►
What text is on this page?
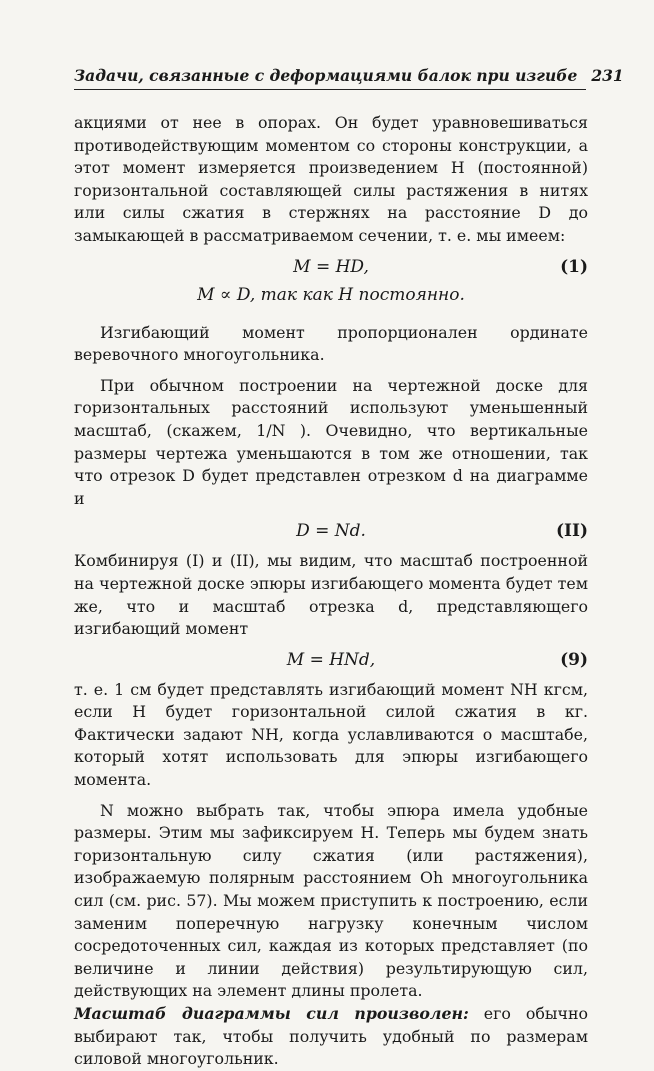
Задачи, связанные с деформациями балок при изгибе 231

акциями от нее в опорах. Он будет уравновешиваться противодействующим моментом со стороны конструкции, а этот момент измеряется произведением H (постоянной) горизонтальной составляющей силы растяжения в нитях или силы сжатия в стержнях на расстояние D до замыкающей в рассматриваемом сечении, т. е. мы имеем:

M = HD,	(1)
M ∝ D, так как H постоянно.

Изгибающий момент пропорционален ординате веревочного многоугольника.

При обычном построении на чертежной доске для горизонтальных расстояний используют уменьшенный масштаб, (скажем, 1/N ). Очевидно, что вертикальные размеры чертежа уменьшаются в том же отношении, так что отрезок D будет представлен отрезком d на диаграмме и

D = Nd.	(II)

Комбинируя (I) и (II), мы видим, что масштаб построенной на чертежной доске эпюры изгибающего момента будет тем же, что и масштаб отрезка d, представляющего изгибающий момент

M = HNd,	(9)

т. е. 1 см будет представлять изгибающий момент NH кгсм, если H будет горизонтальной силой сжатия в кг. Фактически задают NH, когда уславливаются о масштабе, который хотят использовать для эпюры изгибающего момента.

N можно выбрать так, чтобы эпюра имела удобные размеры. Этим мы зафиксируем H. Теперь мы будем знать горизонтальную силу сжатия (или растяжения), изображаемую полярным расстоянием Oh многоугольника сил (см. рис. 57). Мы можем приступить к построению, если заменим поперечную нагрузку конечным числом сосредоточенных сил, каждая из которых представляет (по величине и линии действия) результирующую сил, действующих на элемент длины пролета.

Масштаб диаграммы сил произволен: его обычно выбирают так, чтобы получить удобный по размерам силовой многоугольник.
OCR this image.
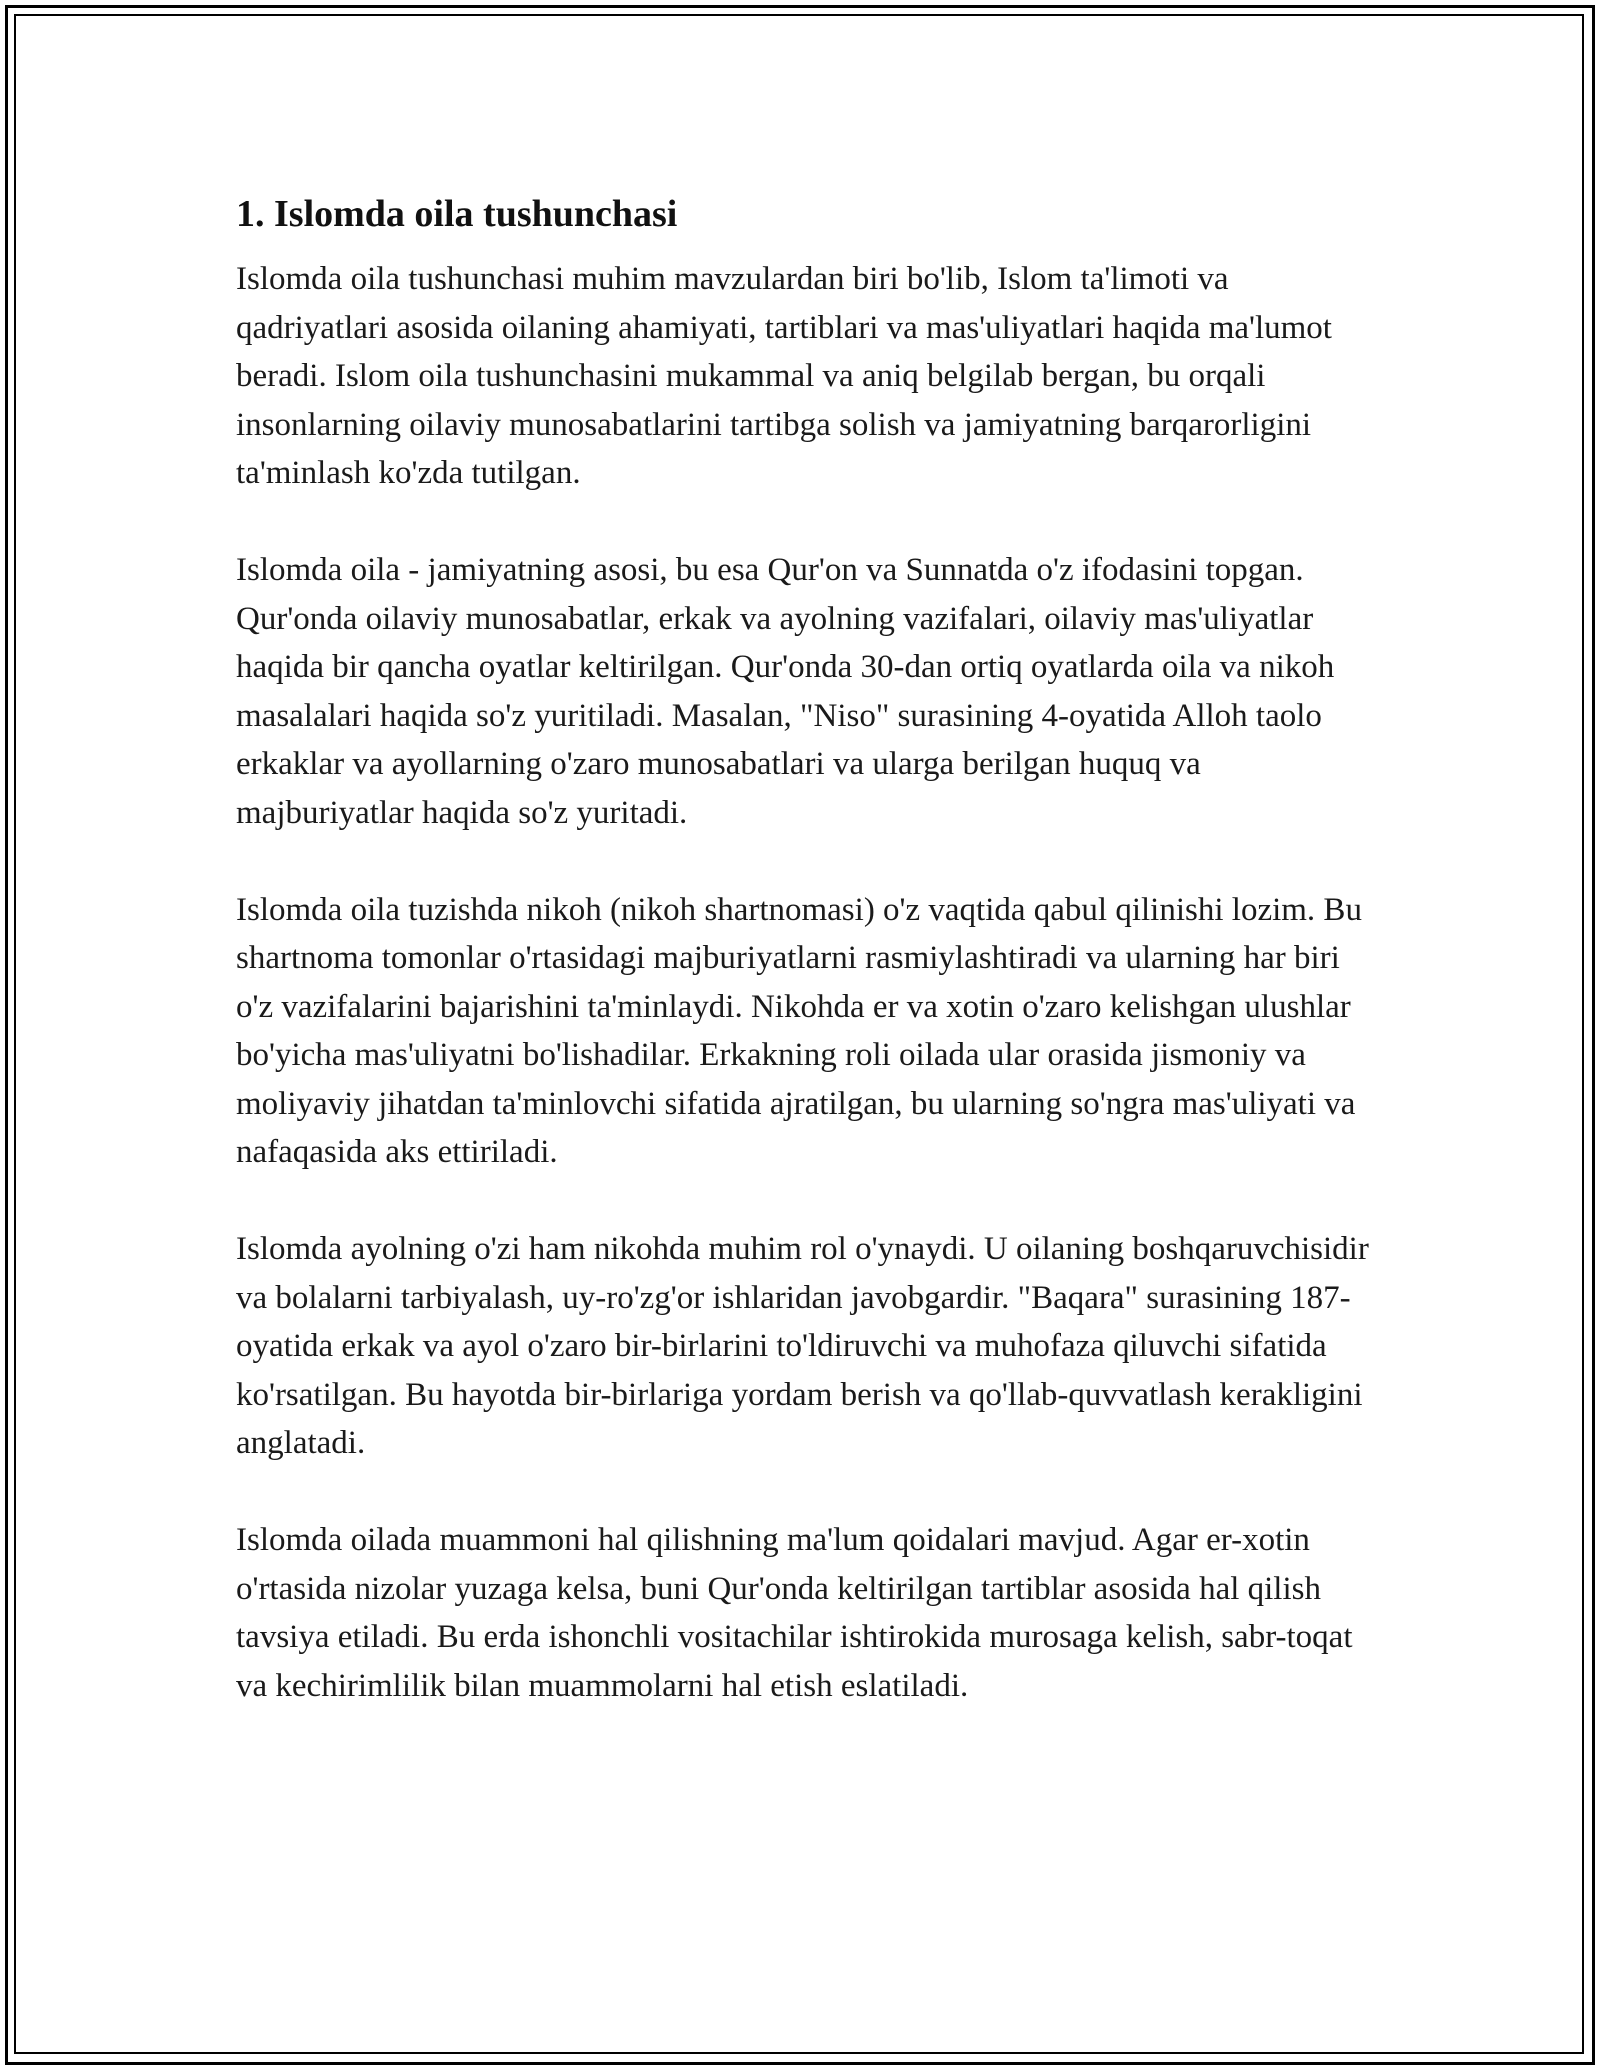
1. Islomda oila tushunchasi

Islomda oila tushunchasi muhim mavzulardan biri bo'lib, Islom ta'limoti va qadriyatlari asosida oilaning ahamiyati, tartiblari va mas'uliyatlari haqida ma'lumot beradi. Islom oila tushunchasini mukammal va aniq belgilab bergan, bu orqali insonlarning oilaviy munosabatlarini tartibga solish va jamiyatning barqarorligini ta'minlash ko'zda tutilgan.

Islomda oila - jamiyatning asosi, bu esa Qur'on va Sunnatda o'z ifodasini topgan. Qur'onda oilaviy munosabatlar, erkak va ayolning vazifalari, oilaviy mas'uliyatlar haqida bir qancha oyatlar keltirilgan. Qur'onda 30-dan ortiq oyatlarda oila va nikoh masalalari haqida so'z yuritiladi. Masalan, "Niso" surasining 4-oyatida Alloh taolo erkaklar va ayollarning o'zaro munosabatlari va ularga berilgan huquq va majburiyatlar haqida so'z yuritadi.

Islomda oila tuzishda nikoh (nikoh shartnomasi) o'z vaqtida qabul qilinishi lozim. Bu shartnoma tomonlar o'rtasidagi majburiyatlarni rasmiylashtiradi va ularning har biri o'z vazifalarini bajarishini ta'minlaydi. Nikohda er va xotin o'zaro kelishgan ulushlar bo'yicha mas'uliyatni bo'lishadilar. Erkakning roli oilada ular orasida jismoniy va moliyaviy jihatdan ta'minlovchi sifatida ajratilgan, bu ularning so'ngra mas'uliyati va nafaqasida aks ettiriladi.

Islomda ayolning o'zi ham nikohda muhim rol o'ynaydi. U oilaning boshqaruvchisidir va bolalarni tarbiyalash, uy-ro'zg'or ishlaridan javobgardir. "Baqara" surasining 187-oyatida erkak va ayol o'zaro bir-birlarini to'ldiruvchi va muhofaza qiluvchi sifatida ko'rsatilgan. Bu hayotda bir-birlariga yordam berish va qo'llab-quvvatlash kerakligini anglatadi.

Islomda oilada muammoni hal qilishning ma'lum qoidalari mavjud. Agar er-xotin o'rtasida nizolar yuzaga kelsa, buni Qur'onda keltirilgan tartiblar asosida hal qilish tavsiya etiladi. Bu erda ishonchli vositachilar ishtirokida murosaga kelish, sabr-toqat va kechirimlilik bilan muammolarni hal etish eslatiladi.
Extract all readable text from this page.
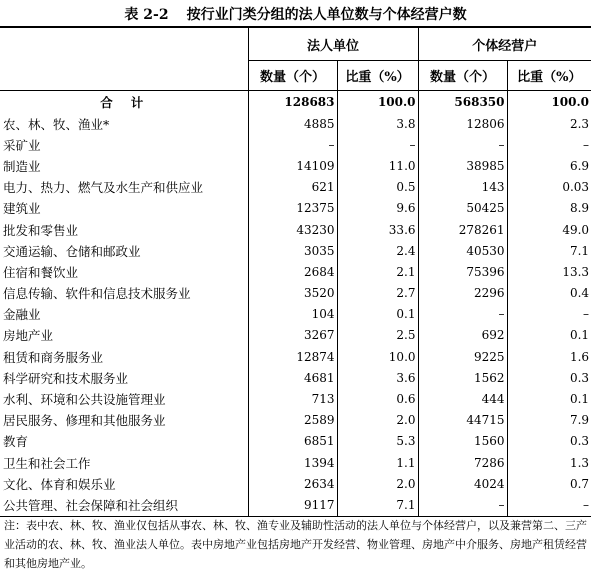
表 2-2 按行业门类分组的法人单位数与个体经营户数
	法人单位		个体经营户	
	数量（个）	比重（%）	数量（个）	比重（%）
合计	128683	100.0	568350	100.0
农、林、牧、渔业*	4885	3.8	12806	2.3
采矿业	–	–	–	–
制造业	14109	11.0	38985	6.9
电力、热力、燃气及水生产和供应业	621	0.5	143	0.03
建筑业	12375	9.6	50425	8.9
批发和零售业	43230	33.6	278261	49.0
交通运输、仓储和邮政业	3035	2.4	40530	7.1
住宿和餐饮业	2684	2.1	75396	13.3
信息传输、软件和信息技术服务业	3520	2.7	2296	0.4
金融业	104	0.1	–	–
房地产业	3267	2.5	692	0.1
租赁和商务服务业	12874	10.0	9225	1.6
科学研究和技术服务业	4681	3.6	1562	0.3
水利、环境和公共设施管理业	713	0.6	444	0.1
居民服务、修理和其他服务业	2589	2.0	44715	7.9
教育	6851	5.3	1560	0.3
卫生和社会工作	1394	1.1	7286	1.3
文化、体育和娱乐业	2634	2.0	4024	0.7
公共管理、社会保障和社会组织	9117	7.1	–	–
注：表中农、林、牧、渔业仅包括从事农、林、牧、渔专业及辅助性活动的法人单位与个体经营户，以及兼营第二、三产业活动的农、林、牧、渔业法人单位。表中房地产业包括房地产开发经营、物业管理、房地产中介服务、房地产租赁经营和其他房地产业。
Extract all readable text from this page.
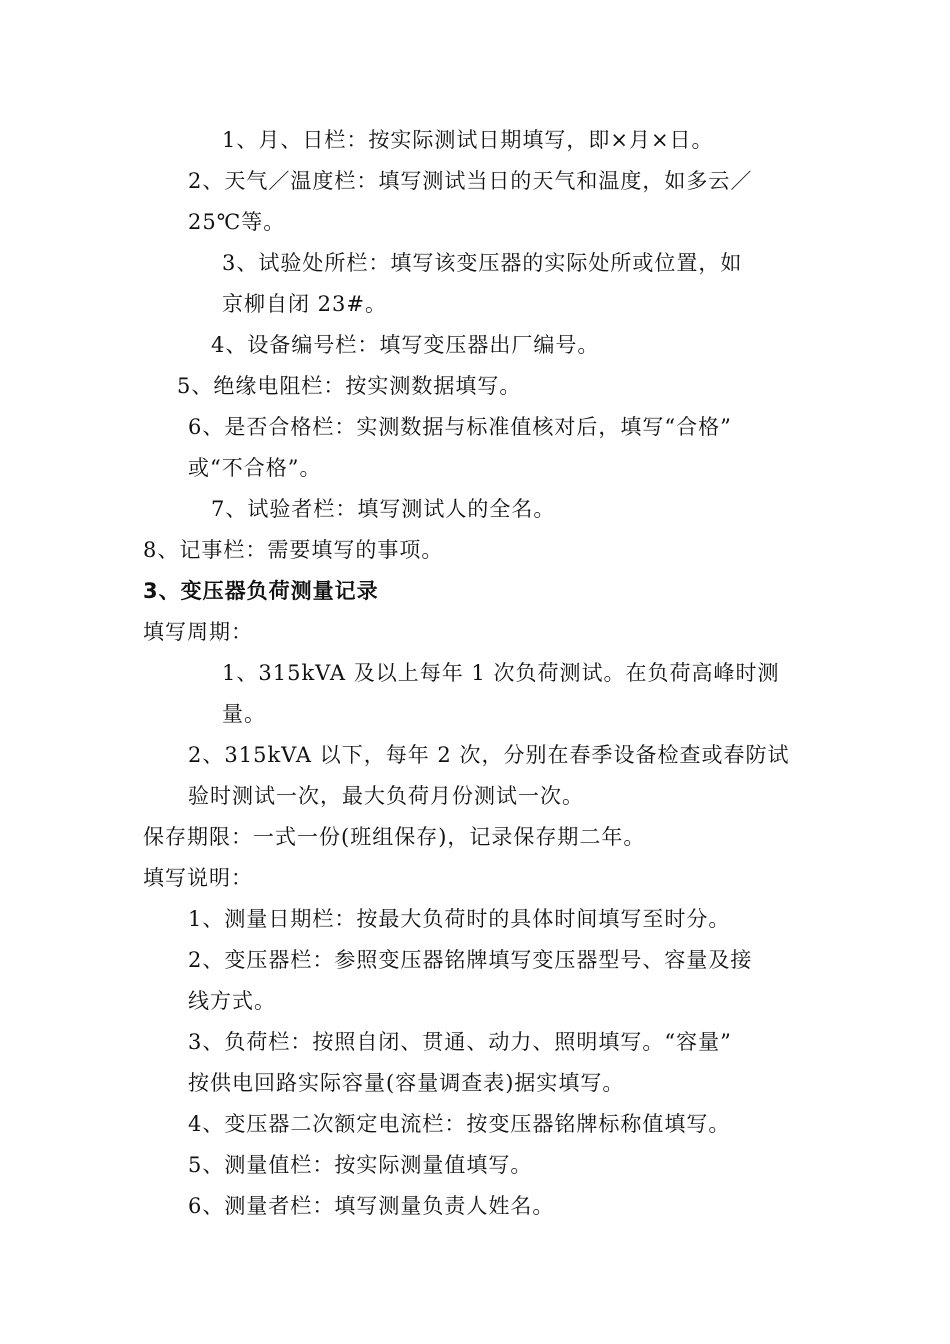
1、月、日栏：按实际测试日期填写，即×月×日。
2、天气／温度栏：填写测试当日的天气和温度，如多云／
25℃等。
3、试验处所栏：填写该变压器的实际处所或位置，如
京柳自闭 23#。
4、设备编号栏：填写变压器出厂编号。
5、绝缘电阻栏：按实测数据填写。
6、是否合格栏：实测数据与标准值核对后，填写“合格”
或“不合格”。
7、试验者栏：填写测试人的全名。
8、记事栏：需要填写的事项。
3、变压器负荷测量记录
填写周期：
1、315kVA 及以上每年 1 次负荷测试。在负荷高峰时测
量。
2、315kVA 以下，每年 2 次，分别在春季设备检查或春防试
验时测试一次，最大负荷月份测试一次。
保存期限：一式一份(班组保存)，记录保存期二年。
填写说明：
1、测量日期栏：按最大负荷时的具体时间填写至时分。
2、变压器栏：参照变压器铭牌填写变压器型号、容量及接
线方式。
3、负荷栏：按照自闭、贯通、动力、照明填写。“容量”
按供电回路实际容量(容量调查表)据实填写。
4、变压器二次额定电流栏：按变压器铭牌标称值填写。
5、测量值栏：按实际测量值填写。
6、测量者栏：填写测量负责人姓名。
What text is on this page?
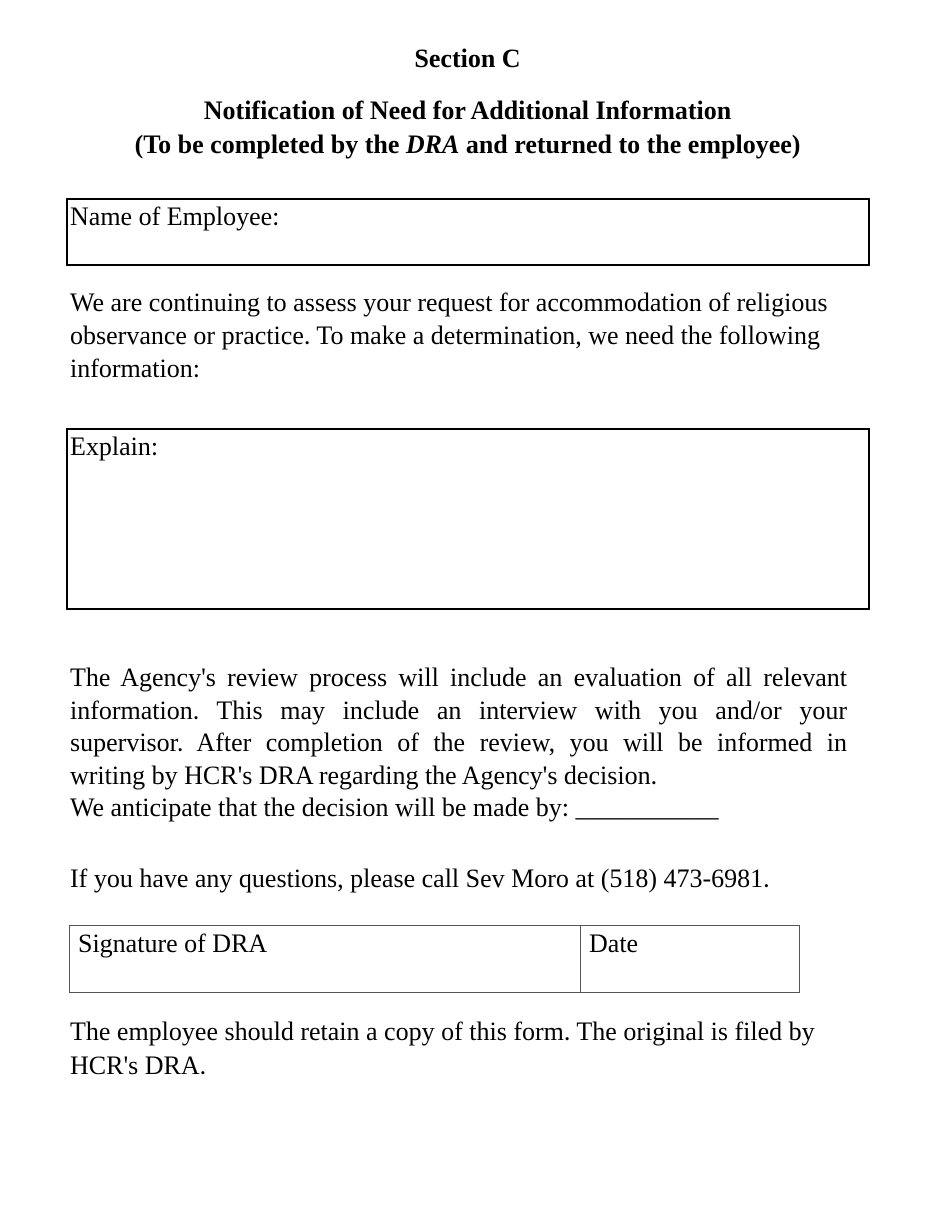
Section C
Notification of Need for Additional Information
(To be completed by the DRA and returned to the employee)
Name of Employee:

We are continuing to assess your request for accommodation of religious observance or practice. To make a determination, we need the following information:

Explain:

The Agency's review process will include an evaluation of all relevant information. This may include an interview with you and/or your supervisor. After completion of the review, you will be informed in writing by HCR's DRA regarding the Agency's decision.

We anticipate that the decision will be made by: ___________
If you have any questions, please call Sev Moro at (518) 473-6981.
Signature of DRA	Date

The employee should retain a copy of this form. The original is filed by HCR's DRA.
◄
Task:
Going through the entries above, report how many lines include the string "эпюры". The number alone is the answer.

Output for this task:
2